• [The request] Take the listing and print it in full, exactly as given.

►

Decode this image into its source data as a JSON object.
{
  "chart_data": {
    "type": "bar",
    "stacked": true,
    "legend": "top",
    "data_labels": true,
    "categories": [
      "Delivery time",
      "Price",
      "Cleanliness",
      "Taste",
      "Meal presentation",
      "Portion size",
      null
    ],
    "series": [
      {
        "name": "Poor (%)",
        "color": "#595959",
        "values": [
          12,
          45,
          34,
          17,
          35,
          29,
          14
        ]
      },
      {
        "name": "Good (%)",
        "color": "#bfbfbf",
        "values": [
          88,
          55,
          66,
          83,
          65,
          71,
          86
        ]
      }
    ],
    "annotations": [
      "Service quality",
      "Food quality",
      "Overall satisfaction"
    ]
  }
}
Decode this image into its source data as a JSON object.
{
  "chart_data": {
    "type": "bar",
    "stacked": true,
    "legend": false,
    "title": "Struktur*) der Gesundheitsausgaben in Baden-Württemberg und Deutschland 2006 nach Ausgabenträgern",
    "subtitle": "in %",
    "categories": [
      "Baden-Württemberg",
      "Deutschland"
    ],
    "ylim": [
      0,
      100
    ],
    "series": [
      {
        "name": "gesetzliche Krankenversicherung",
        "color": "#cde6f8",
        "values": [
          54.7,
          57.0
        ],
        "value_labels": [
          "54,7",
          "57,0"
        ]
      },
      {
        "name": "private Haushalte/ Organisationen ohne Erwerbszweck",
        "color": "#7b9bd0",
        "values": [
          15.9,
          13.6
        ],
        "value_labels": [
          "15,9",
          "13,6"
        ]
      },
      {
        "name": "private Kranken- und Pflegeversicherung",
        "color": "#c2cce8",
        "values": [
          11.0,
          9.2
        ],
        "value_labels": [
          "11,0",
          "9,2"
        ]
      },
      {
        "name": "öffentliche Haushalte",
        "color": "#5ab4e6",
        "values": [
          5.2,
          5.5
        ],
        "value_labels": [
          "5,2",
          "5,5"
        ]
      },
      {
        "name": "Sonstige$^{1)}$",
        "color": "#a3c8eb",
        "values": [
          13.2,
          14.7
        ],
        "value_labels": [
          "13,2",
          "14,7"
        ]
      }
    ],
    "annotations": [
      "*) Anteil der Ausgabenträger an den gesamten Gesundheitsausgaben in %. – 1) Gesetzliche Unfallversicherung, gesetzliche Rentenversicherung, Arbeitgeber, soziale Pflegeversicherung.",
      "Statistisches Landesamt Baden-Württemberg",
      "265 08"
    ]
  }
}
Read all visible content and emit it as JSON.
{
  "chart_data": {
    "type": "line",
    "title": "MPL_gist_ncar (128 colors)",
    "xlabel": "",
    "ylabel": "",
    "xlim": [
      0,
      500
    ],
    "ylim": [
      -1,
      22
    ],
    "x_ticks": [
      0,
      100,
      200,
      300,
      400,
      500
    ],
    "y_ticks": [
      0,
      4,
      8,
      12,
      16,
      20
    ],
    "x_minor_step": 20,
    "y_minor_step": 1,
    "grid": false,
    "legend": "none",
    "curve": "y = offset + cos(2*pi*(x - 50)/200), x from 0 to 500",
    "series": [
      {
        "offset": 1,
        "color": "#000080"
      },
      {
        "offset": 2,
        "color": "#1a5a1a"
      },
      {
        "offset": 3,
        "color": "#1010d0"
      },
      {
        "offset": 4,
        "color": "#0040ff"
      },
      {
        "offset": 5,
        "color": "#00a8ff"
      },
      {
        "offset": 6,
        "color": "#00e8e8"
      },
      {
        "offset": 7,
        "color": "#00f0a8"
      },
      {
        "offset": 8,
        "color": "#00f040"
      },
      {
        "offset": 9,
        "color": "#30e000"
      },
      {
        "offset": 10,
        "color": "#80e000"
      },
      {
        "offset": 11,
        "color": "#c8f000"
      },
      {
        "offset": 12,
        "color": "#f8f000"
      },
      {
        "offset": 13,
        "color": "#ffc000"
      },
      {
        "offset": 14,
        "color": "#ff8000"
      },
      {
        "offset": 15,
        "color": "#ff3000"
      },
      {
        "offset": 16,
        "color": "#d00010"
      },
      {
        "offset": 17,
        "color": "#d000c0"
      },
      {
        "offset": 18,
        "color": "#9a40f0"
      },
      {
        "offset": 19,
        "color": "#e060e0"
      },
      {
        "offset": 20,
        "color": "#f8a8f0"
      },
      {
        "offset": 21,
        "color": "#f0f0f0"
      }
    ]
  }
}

◄

• [Exercise result]
Decode this image into its source data as a JSON object.
{
  "chart_data": {
    "type": "bar",
    "stacked": true,
    "legend": "top",
    "data_labels": true,
    "categories": [
      "Delivery time",
      "Price",
      "Cleanliness",
      "Taste",
      "Meal presentation",
      "Portion size",
      null
    ],
    "series": [
      {
        "name": "Poor (%)",
        "color": "#595959",
        "values": [
          12,
          45,
          34,
          17,
          35,
          29,
          14
        ]
      },
      {
        "name": "Good (%)",
        "color": "#bfbfbf",
        "values": [
          88,
          55,
          66,
          83,
          65,
          71,
          86
        ]
      }
    ],
    "annotations": [
      "Service quality",
      "Food quality",
      "Overall satisfaction"
    ]
  }
}
Decode this image into its source data as a JSON object.
{
  "chart_data": {
    "type": "bar",
    "stacked": true,
    "legend": false,
    "title": "Struktur*) der Gesundheitsausgaben in Baden-Württemberg und Deutschland 2006 nach Ausgabenträgern",
    "subtitle": "in %",
    "categories": [
      "Baden-Württemberg",
      "Deutschland"
    ],
    "ylim": [
      0,
      100
    ],
    "series": [
      {
        "name": "gesetzliche Krankenversicherung",
        "color": "#cde6f8",
        "values": [
          54.7,
          57.0
        ],
        "value_labels": [
          "54,7",
          "57,0"
        ]
      },
      {
        "name": "private Haushalte/ Organisationen ohne Erwerbszweck",
        "color": "#7b9bd0",
        "values": [
          15.9,
          13.6
        ],
        "value_labels": [
          "15,9",
          "13,6"
        ]
      },
      {
        "name": "private Kranken- und Pflegeversicherung",
        "color": "#c2cce8",
        "values": [
          11.0,
          9.2
        ],
        "value_labels": [
          "11,0",
          "9,2"
        ]
      },
      {
        "name": "öffentliche Haushalte",
        "color": "#5ab4e6",
        "values": [
          5.2,
          5.5
        ],
        "value_labels": [
          "5,2",
          "5,5"
        ]
      },
      {
        "name": "Sonstige$^{1)}$",
        "color": "#a3c8eb",
        "values": [
          13.2,
          14.7
        ],
        "value_labels": [
          "13,2",
          "14,7"
        ]
      }
    ],
    "annotations": [
      "*) Anteil der Ausgabenträger an den gesamten Gesundheitsausgaben in %. – 1) Gesetzliche Unfallversicherung, gesetzliche Rentenversicherung, Arbeitgeber, soziale Pflegeversicherung.",
      "Statistisches Landesamt Baden-Württemberg",
      "265 08"
    ]
  }
}
Read all visible content and emit it as JSON.
{
  "chart_data": {
    "type": "line",
    "title": "MPL_gist_ncar (128 colors)",
    "xlabel": "",
    "ylabel": "",
    "xlim": [
      0,
      500
    ],
    "ylim": [
      -1,
      22
    ],
    "x_ticks": [
      0,
      100,
      200,
      300,
      400,
      500
    ],
    "y_ticks": [
      0,
      4,
      8,
      12,
      16,
      20
    ],
    "x_minor_step": 20,
    "y_minor_step": 1,
    "grid": false,
    "legend": "none",
    "curve": "y = offset + cos(2*pi*(x - 50)/200), x from 0 to 500",
    "series": [
      {
        "offset": 1,
        "color": "#000080"
      },
      {
        "offset": 2,
        "color": "#1a5a1a"
      },
      {
        "offset": 3,
        "color": "#1010d0"
      },
      {
        "offset": 4,
        "color": "#0040ff"
      },
      {
        "offset": 5,
        "color": "#00a8ff"
      },
      {
        "offset": 6,
        "color": "#00e8e8"
      },
      {
        "offset": 7,
        "color": "#00f0a8"
      },
      {
        "offset": 8,
        "color": "#00f040"
      },
      {
        "offset": 9,
        "color": "#30e000"
      },
      {
        "offset": 10,
        "color": "#80e000"
      },
      {
        "offset": 11,
        "color": "#c8f000"
      },
      {
        "offset": 12,
        "color": "#f8f000"
      },
      {
        "offset": 13,
        "color": "#ffc000"
      },
      {
        "offset": 14,
        "color": "#ff8000"
      },
      {
        "offset": 15,
        "color": "#ff3000"
      },
      {
        "offset": 16,
        "color": "#d00010"
      },
      {
        "offset": 17,
        "color": "#d000c0"
      },
      {
        "offset": 18,
        "color": "#9a40f0"
      },
      {
        "offset": 19,
        "color": "#e060e0"
      },
      {
        "offset": 20,
        "color": "#f8a8f0"
      },
      {
        "offset": 21,
        "color": "#f0f0f0"
      }
    ]
  }
}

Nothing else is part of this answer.